━━━ DATA IN THIS EXERCISE

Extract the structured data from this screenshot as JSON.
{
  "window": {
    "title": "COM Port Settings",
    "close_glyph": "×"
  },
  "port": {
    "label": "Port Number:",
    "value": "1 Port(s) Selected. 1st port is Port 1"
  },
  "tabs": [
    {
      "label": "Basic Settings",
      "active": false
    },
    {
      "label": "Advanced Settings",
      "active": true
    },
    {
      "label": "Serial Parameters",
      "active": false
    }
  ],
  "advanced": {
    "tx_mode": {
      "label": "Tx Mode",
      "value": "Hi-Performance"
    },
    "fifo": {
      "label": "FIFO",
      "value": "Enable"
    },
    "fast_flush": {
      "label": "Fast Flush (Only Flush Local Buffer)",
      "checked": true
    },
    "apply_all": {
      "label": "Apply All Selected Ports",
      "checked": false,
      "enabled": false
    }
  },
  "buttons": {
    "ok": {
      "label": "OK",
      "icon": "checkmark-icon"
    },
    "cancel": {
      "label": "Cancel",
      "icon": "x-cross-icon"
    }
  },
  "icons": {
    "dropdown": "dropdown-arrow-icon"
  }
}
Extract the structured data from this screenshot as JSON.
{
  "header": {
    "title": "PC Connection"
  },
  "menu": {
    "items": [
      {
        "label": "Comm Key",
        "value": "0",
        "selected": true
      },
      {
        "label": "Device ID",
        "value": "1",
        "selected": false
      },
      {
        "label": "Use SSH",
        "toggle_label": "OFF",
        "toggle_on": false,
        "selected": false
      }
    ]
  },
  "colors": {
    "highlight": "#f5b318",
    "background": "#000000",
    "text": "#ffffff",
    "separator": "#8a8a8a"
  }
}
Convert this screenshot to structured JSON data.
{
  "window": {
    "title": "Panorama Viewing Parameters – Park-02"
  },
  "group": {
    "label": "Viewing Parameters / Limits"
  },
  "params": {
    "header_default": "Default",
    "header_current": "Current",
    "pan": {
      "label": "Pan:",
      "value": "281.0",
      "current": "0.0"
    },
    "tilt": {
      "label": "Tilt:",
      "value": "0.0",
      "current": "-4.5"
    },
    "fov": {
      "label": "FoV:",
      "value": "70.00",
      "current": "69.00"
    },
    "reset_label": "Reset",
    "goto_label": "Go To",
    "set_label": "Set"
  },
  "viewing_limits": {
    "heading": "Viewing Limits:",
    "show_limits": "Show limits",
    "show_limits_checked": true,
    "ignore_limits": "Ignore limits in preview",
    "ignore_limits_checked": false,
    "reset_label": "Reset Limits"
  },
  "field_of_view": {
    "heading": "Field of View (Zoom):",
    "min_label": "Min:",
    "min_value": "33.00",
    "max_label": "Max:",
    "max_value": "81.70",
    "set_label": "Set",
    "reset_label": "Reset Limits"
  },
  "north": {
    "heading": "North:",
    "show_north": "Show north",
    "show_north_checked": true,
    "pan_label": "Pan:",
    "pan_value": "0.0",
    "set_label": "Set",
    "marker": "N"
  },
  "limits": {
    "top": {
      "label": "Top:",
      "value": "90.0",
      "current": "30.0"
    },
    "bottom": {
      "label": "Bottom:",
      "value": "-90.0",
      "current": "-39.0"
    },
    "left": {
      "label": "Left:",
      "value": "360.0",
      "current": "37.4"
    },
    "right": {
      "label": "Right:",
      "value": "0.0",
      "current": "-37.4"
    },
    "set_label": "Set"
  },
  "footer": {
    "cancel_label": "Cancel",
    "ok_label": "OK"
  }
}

━━━━━━

INSTRUCTIONS TO FOLLOW:
Consider the entries above and return each line with the string "heading".

EXPECTED ANSWER:
    "heading": "Viewing Limits:",
    "heading": "Field of View (Zoom):",
    "heading": "North:",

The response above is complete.